Quoted text
START
= Oxford Round Table =

Organizations based in California

The Oxford Round Table was a series of interdisciplinary conferences organised in Oxford, UK by a US-based educational organisation.

The company was not affiliated with the University of Oxford, which stated that events such as the Oxford Round Table are "external to the university" and "not, as such, authorised or endorsed by the university." The company was accused of misrepresenting its relationship with the university.

==Conferences==
The first meeting of the Oxford Round Table was held at St. Peter's College (Oxford) in 1989, sponsored by the Norham Centre for Leadership Studies of the University of Oxford under the direction of Vivian Williams and by Virginia Tech, under the direction of Kern Alexander. Subsequent Oxford Round Table conferences have been held at Harris Manchester College, Trinity College, Exeter College, Oriel College, Lincoln College, and the Oxford Union.

The Oxford Round Table brings together scholars and others from a variety of backgrounds (new professors and PhD students, college presidents and deans, school administrators, religious leaders) to discuss research on specific topics usually related to public policy. In its early years, the conference was held every other year, and the organisation financed the attendance of participants by raising funds itself (more than £80,000 in 1993). By 2009, the ORT was charging attendees.

One of the earliest conferences, in 1993, was on the links between education and the business sector. It brought together education ministers from major developing and transition countries, representatives of major multinationals (such as Apple, Boeing, BP, and Honeywell), US state officials, and the World Bank. A major highlight was a paper by Edward Dneprov, education minister of Russia, on education reform there. A 1993 article in the Times Higher Education Supplement noted that "the Oxford conferences are going very well" and had gained "international interest."

==Publications==

McGill/Queen's University Press published a volume of papers from a 2003 conference, The University: International Expectations, on public administration issues related to higher education. Another edited volume on primary (precollegiate) school choices in America emerged from, among other sources, a 2003 meeting on "Choice in Education."

==Company history and officers==
For most of its history the Oxford Round Table has been an American organisation run by members of the Alexander family and variously headquartered in Kentucky, Illinois, Florida, and California. Kern Alexander, Professor of Excellence at the University of Illinois, Urbana-Champaign, founded the Oxford International Round Table on Education Policy in 1989. However, it was not incorporated until 1994, when it was established in Florida as a for-profit corporation, with Alexander as president. It was administratively dissolved in 1996. Alexander also incorporated the Oxford Round Table, Inc., a Florida for-profit corporation; it was established and dissolved at the same time as the Oxford International Round Table on Education Policy.

In 1995, the Oxford Round Table, Inc., a for-profit Kentucky corporation, was incorporated by Samual K. Alexander III (son of Kern Alexander). It was administratively dissolved in 1998 and reinstated in 2006. This corporation dissolved itself 22 September 2008.

In 1998, the Oxford Round Table, Inc., a for-profit corporation, was incorporated in Illinois by F. King Alexander, (son of Kern Alexander and presently the President of LSU). It was involuntarily dissolved in 2000.
END
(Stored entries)
START
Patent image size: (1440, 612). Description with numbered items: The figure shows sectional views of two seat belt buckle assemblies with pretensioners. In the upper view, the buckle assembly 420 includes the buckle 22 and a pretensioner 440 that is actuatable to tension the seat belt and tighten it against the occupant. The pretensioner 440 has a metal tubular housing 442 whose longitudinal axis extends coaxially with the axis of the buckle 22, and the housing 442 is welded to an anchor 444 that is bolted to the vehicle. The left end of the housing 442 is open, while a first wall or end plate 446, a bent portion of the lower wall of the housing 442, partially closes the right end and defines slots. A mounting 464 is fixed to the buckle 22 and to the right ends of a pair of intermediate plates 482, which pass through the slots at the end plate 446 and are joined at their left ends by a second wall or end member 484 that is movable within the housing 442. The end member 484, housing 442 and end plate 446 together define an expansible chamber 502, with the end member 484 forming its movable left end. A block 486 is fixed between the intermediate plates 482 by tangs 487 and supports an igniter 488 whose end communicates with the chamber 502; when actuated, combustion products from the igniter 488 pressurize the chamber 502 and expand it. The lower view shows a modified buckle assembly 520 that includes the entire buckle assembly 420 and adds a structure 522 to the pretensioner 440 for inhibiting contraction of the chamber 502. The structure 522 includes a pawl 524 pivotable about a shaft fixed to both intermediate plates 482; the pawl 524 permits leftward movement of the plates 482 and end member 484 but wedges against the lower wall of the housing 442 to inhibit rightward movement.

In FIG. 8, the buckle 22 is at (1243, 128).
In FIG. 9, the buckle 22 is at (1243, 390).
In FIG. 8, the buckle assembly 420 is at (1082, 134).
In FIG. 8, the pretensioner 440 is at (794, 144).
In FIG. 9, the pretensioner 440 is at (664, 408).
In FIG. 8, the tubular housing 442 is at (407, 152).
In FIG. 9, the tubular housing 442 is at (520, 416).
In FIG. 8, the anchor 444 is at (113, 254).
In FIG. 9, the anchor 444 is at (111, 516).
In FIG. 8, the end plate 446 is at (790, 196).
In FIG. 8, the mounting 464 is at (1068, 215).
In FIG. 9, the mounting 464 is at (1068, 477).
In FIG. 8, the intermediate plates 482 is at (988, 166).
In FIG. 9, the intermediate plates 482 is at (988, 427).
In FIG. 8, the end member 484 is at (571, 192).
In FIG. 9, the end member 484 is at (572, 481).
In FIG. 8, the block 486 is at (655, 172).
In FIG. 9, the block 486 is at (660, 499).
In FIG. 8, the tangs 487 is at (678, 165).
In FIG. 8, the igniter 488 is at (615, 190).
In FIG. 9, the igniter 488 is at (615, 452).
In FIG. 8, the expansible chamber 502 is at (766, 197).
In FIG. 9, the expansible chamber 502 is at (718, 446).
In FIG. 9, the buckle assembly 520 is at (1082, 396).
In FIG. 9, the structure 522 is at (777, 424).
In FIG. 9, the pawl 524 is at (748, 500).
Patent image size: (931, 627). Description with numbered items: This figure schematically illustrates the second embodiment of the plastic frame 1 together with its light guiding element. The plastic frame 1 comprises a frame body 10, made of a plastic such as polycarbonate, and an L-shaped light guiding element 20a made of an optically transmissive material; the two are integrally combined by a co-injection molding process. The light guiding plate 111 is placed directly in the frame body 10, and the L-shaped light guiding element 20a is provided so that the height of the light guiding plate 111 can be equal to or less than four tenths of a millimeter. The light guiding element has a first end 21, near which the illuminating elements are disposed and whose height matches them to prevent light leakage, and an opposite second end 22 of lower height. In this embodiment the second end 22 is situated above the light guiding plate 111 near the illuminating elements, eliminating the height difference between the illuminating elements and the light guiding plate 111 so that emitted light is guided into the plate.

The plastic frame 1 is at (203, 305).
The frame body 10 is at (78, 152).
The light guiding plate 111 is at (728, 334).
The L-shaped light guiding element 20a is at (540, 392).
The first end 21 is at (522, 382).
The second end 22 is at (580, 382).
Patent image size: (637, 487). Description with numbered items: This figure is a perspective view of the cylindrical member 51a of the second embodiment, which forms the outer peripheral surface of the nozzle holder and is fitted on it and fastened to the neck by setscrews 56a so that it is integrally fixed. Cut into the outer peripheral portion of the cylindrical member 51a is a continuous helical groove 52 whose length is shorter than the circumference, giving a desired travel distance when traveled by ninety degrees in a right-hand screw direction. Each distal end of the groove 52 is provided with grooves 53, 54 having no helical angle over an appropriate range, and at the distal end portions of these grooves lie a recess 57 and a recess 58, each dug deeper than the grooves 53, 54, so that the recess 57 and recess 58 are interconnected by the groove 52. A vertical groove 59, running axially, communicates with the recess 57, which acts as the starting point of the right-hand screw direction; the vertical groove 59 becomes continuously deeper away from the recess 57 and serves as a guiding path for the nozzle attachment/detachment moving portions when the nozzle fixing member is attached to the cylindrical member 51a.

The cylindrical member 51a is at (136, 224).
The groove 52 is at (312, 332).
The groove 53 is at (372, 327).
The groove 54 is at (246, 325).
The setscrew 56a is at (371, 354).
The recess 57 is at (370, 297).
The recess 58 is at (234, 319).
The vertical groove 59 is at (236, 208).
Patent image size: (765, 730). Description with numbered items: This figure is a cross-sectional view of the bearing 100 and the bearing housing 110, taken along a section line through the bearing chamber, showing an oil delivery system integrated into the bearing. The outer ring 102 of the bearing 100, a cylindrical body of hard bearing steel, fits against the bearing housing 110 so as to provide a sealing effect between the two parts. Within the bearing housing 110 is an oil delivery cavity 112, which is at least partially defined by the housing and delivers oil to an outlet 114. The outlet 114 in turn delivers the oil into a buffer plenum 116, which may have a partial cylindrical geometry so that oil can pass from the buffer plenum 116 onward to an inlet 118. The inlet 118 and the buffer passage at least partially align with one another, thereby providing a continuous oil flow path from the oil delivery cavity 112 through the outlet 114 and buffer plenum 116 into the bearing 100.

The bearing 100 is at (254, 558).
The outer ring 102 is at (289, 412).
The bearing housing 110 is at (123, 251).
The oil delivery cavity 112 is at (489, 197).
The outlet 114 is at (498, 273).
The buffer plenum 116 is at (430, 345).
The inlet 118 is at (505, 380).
END
Stated problem A
Set down the Oxford Round Table text word for word, everything from "In 1998, the" down to "dissolved in 2000.".
Stated problem B
Write the next part of the Oxford Round Table article, picking up after its final sentence.

Exercise result A
In 1998, the Oxford Round Table, Inc., a for-profit corporation, was incorporated in Illinois by F. King Alexander, (son of Kern Alexander and presently the President of LSU). It was involuntarily dissolved in 2000.

Exercise result B
In December 2001, the non-profit Oxford Round Table of Godstow Hall, Inc., was incorporated in Kentucky by several members of the Alexander family. In May 2007, the non-profit Oxford Round Table, Inc., NFP, was established in Illinois. It changed its name to Oxford Round Table, North America, Inc., NFP, in October 2008. In July 2008, the non-profit Oxford Round Table, Ltd., was established in the United Kingdom., went dormant a year later and was "struck off the books" the following year.

In the 2007 annual report of the Kentucky for-profit Oxford Round Table, Inc., Kern Alexander was listed as company president. As of the 2008 annual report, J.C. Buckman was listed as president.

In 2008, it filed for a non-profit charter in the United Kingdom. It was dissolved in 2011.

==Criticism and litigation==
A 2009 report cited critics who claimed that the Oxford Round Table "does not make its lack of academic connection [to Oxford University] clear." The article noted that pictures of Oxford University are used liberally on the ORT webpage, and quoted a number of ORT attendees who believed they had been invited by Oxford University. One professor expressed "surprise" when she learned that the ORT was not affiliated with Oxford University and concluded that "my conference funds would be best targeted towards a more appropriate venue."

In 2007, Times Higher Education reported that Oxford Round Table had been criticised on the forums of the Chronicle of Higher Education website by people who said it was trading on the name of Oxford University, and failed to properly inform people invited that it had no formal academic links to the university. Other criticisms were that its selection criteria were poor and that it was a "vanity conference."

The University told the newspaper that such external events were "not, as such, authorised or endorsed by the university." The principal of Harris Manchester College said that although the college provided the company with an office, "we don't run the ORT in any sense," and that as far as he was aware, all ORT participants were satisfied. The company defended its selection criteria, and reported that its disclaimer, which is on its website, uses "the exact wording that was provided to us by the legal office of the University of Oxford several years ago." A spokeswoman dismissed the critics as "a few nameless bloggers."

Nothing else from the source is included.